* Your instructions:
Transcribe everything in the data word for word. Pictures are left out.

Collected data:

═══

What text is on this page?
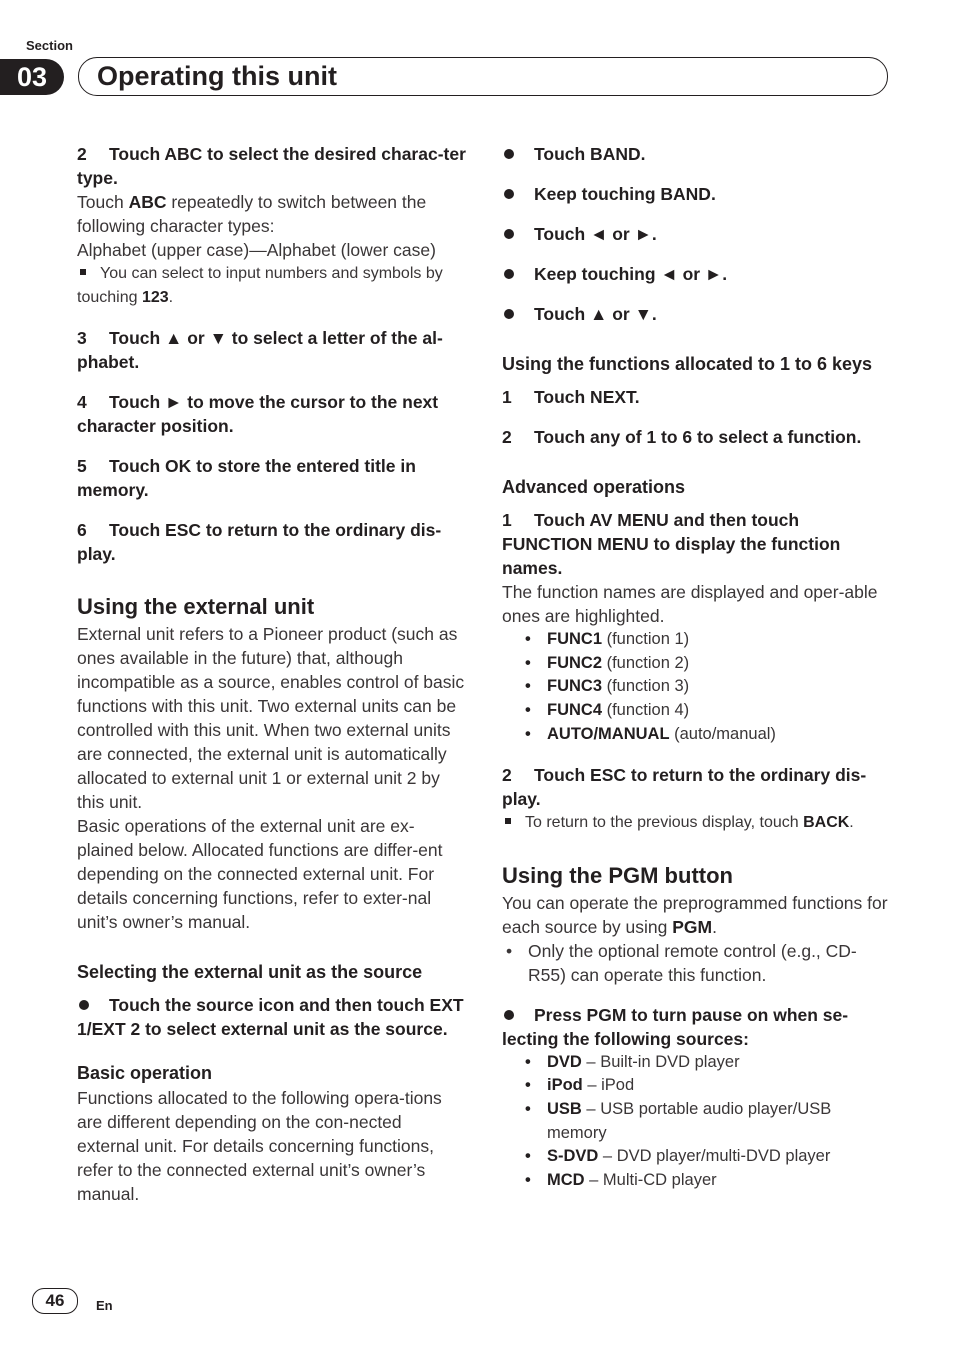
Section
03	Operating this unit

2 Touch ABC to select the desired charac-ter type.

Touch ABC repeatedly to switch between the following character types:

Alphabet (upper case)—Alphabet (lower case)

You can select to input numbers and symbols by touching 123.

3 Touch ▲ or ▼ to select a letter of the al-phabet.

4 Touch ► to move the cursor to the next character position.

5 Touch OK to store the entered title in memory.

6 Touch ESC to return to the ordinary dis-play.

Using the external unit

External unit refers to a Pioneer product (such as ones available in the future) that, although incompatible as a source, enables control of basic functions with this unit. Two external units can be controlled with this unit. When two external units are connected, the external unit is automatically allocated to external unit 1 or external unit 2 by this unit.

Basic operations of the external unit are ex-plained below. Allocated functions are differ-ent depending on the connected external unit. For details concerning functions, refer to exter-nal unit’s owner’s manual.

Selecting the external unit as the source

Touch the source icon and then touch EXT 1/EXT 2 to select external unit as the source.

Basic operation

Functions allocated to the following opera-tions are different depending on the con-nected external unit. For details concerning functions, refer to the connected external unit’s owner’s manual.

Touch BAND.

Keep touching BAND.

Touch ◄ or ►.

Keep touching ◄ or ►.

Touch ▲ or ▼.

Using the functions allocated to 1 to 6 keys

1 Touch NEXT.

2 Touch any of 1 to 6 to select a function.

Advanced operations

1 Touch AV MENU and then touch FUNCTION MENU to display the function names.

The function names are displayed and oper-able ones are highlighted.

• FUNC1 (function 1)
• FUNC2 (function 2)
• FUNC3 (function 3)
• FUNC4 (function 4)
• AUTO/MANUAL (auto/manual)

2 Touch ESC to return to the ordinary dis-play.

To return to the previous display, touch BACK.

Using the PGM button

You can operate the preprogrammed functions for each source by using PGM.

• Only the optional remote control (e.g., CD-R55) can operate this function.

Press PGM to turn pause on when se-lecting the following sources:

• DVD – Built-in DVD player
• iPod – iPod
• USB – USB portable audio player/USB memory
• S-DVD – DVD player/multi-DVD player
• MCD – Multi-CD player
46	En
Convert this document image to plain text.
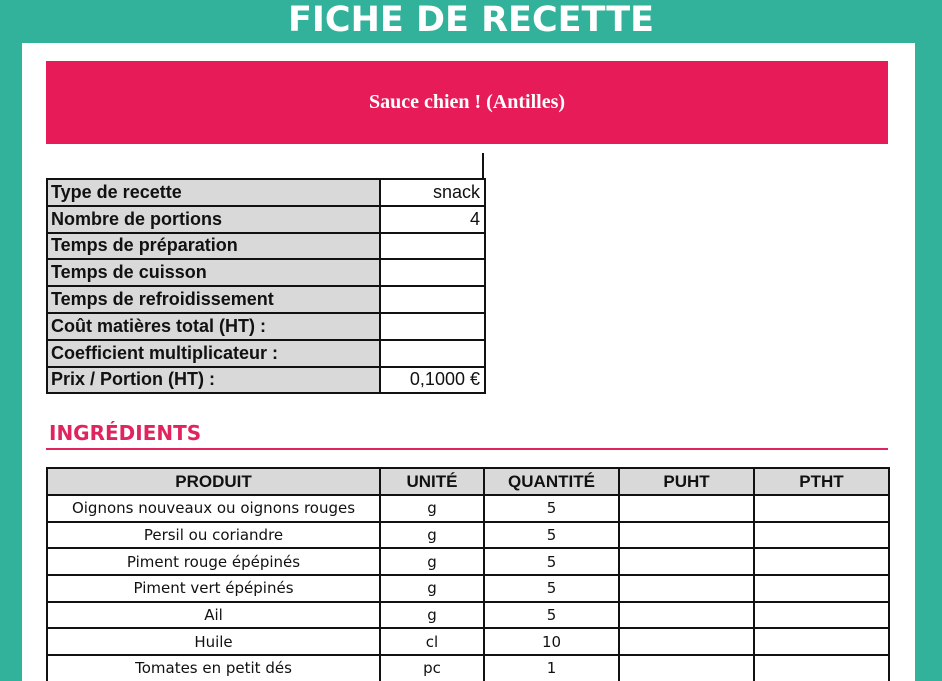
FICHE DE RECETTE
Sauce chien ! (Antilles)
Type de recette	snack
Nombre de portions	4
Temps de préparation	
Temps de cuisson	
Temps de refroidissement	
Coût matières total (HT) :	
Coefficient multiplicateur :	
Prix / Portion (HT) :	0,1000 €
INGRÉDIENTS
PRODUIT	UNITÉ	QUANTITÉ	PUHT	PTHT
Oignons nouveaux ou oignons rouges	g	5		
Persil ou coriandre	g	5		
Piment rouge épépinés	g	5		
Piment vert épépinés	g	5		
Ail	g	5		
Huile	cl	10		
Tomates en petit dés	pc	1		
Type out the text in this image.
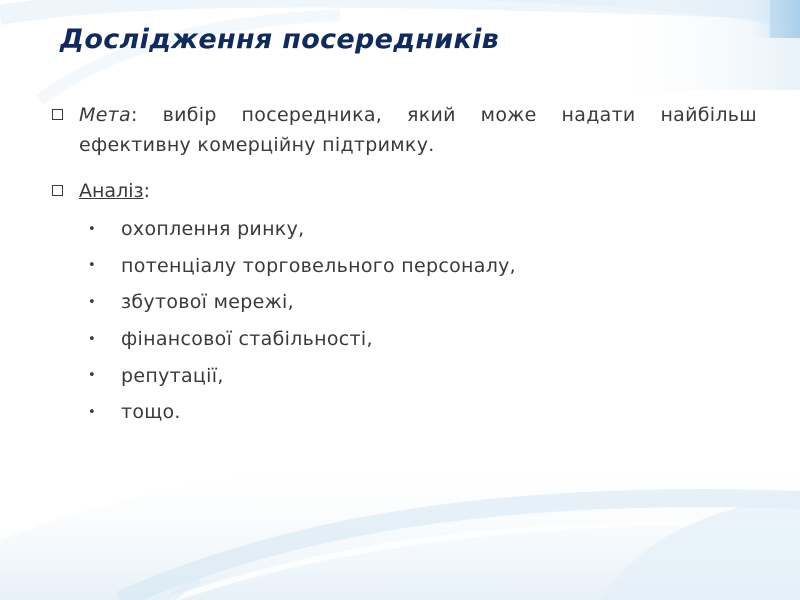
Дослідження посередників
Мета: вибір посередника, який може надати найбільш ефективну комерційну підтримку.
Аналіз:
•	охоплення ринку,
•	потенціалу торговельного персоналу,
•	збутової мережі,
•	фінансової стабільності,
•	репутації,
•	тощо.
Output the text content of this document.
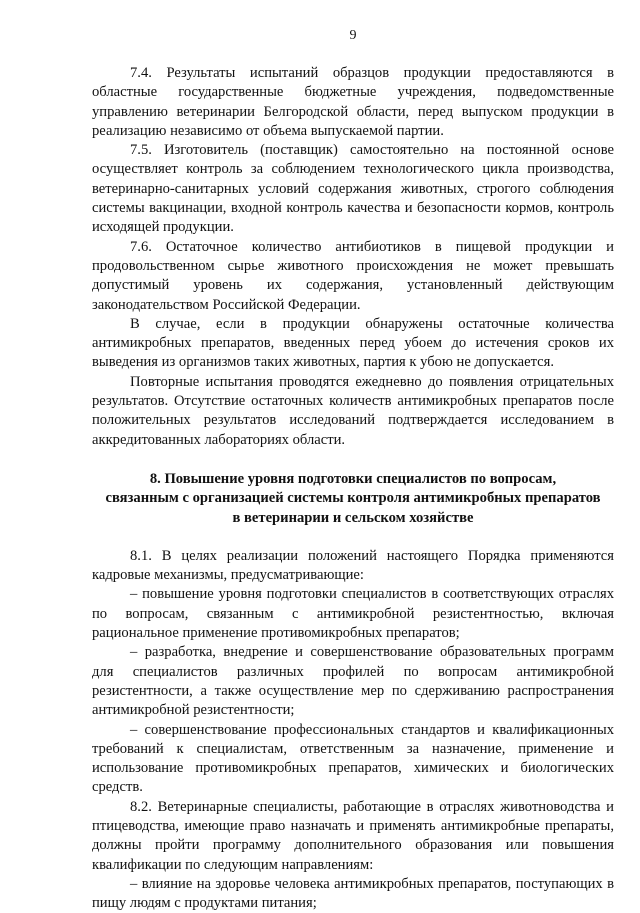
9

7.4. Результаты испытаний образцов продукции предоставляются в областные государственные бюджетные учреждения, подведомственные управлению ветеринарии Белгородской области, перед выпуском продукции в реализацию независимо от объема выпускаемой партии.

7.5. Изготовитель (поставщик) самостоятельно на постоянной основе осуществляет контроль за соблюдением технологического цикла производства, ветеринарно-санитарных условий содержания животных, строгого соблюдения системы вакцинации, входной контроль качества и безопасности кормов, контроль исходящей продукции.

7.6. Остаточное количество антибиотиков в пищевой продукции и продовольственном сырье животного происхождения не может превышать допустимый уровень их содержания, установленный действующим законодательством Российской Федерации.

В случае, если в продукции обнаружены остаточные количества антимикробных препаратов, введенных перед убоем до истечения сроков их выведения из организмов таких животных, партия к убою не допускается.

Повторные испытания проводятся ежедневно до появления отрицательных результатов. Отсутствие остаточных количеств антимикробных препаратов после положительных результатов исследований подтверждается исследованием в аккредитованных лабораториях области.

8. Повышение уровня подготовки специалистов по вопросам,
связанным с организацией системы контроля антимикробных препаратов
в ветеринарии и сельском хозяйстве

8.1. В целях реализации положений настоящего Порядка применяются кадровые механизмы, предусматривающие:

– повышение уровня подготовки специалистов в соответствующих отраслях по вопросам, связанным с антимикробной резистентностью, включая рациональное применение противомикробных препаратов;

– разработка, внедрение и совершенствование образовательных программ для специалистов различных профилей по вопросам антимикробной резистентности, а также осуществление мер по сдерживанию распространения антимикробной резистентности;

– совершенствование профессиональных стандартов и квалификационных требований к специалистам, ответственным за назначение, применение и использование противомикробных препаратов, химических и биологических средств.

8.2. Ветеринарные специалисты, работающие в отраслях животноводства и птицеводства, имеющие право назначать и применять антимикробные препараты, должны пройти программу дополнительного образования или повышения квалификации по следующим направлениям:

– влияние на здоровье человека антимикробных препаратов, поступающих в пищу людям с продуктами питания;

═══

* Task output:
What text is on this page?
Section
03	Operating this unit

2 Touch ABC to select the desired charac-ter type.

Touch ABC repeatedly to switch between the following character types:

Alphabet (upper case)—Alphabet (lower case)

You can select to input numbers and symbols by touching 123.

3 Touch ▲ or ▼ to select a letter of the al-phabet.

4 Touch ► to move the cursor to the next character position.

5 Touch OK to store the entered title in memory.

6 Touch ESC to return to the ordinary dis-play.

Using the external unit

External unit refers to a Pioneer product (such as ones available in the future) that, although incompatible as a source, enables control of basic functions with this unit. Two external units can be controlled with this unit. When two external units are connected, the external unit is automatically allocated to external unit 1 or external unit 2 by this unit.

Basic operations of the external unit are ex-plained below. Allocated functions are differ-ent depending on the connected external unit. For details concerning functions, refer to exter-nal unit’s owner’s manual.

Selecting the external unit as the source

Touch the source icon and then touch EXT 1/EXT 2 to select external unit as the source.

Basic operation

Functions allocated to the following opera-tions are different depending on the con-nected external unit. For details concerning functions, refer to the connected external unit’s owner’s manual.

Touch BAND.

Keep touching BAND.

Touch ◄ or ►.

Keep touching ◄ or ►.

Touch ▲ or ▼.

Using the functions allocated to 1 to 6 keys

1 Touch NEXT.

2 Touch any of 1 to 6 to select a function.

Advanced operations

1 Touch AV MENU and then touch FUNCTION MENU to display the function names.

The function names are displayed and oper-able ones are highlighted.

• FUNC1 (function 1)
• FUNC2 (function 2)
• FUNC3 (function 3)
• FUNC4 (function 4)
• AUTO/MANUAL (auto/manual)

2 Touch ESC to return to the ordinary dis-play.

To return to the previous display, touch BACK.

Using the PGM button

You can operate the preprogrammed functions for each source by using PGM.

• Only the optional remote control (e.g., CD-R55) can operate this function.

Press PGM to turn pause on when se-lecting the following sources:

• DVD – Built-in DVD player
• iPod – iPod
• USB – USB portable audio player/USB memory
• S-DVD – DVD player/multi-DVD player
• MCD – Multi-CD player
46	En
Convert this document image to plain text.
FICHE DE RECETTE
Sauce chien ! (Antilles)
Type de recette	snack
Nombre de portions	4
Temps de préparation	
Temps de cuisson	
Temps de refroidissement	
Coût matières total (HT) :	
Coefficient multiplicateur :	
Prix / Portion (HT) :	0,1000 €
INGRÉDIENTS
PRODUIT	UNITÉ	QUANTITÉ	PUHT	PTHT
Oignons nouveaux ou oignons rouges	g	5		
Persil ou coriandre	g	5		
Piment rouge épépinés	g	5		
Piment vert épépinés	g	5		
Ail	g	5		
Huile	cl	10		
Tomates en petit dés	pc	1		
Type out the text in this image.
Дослідження посередників
Мета: вибір посередника, який може надати найбільш ефективну комерційну підтримку.
Аналіз:
•	охоплення ринку,
•	потенціалу торговельного персоналу,
•	збутової мережі,
•	фінансової стабільності,
•	репутації,
•	тощо.
Output the text content of this document.
9

7.4. Результаты испытаний образцов продукции предоставляются в областные государственные бюджетные учреждения, подведомственные управлению ветеринарии Белгородской области, перед выпуском продукции в реализацию независимо от объема выпускаемой партии.

7.5. Изготовитель (поставщик) самостоятельно на постоянной основе осуществляет контроль за соблюдением технологического цикла производства, ветеринарно-санитарных условий содержания животных, строгого соблюдения системы вакцинации, входной контроль качества и безопасности кормов, контроль исходящей продукции.

7.6. Остаточное количество антибиотиков в пищевой продукции и продовольственном сырье животного происхождения не может превышать допустимый уровень их содержания, установленный действующим законодательством Российской Федерации.

В случае, если в продукции обнаружены остаточные количества антимикробных препаратов, введенных перед убоем до истечения сроков их выведения из организмов таких животных, партия к убою не допускается.

Повторные испытания проводятся ежедневно до появления отрицательных результатов. Отсутствие остаточных количеств антимикробных препаратов после положительных результатов исследований подтверждается исследованием в аккредитованных лабораториях области.

8. Повышение уровня подготовки специалистов по вопросам,
связанным с организацией системы контроля антимикробных препаратов
в ветеринарии и сельском хозяйстве

8.1. В целях реализации положений настоящего Порядка применяются кадровые механизмы, предусматривающие:

– повышение уровня подготовки специалистов в соответствующих отраслях по вопросам, связанным с антимикробной резистентностью, включая рациональное применение противомикробных препаратов;

– разработка, внедрение и совершенствование образовательных программ для специалистов различных профилей по вопросам антимикробной резистентности, а также осуществление мер по сдерживанию распространения антимикробной резистентности;

– совершенствование профессиональных стандартов и квалификационных требований к специалистам, ответственным за назначение, применение и использование противомикробных препаратов, химических и биологических средств.

8.2. Ветеринарные специалисты, работающие в отраслях животноводства и птицеводства, имеющие право назначать и применять антимикробные препараты, должны пройти программу дополнительного образования или повышения квалификации по следующим направлениям:

– влияние на здоровье человека антимикробных препаратов, поступающих в пищу людям с продуктами питания;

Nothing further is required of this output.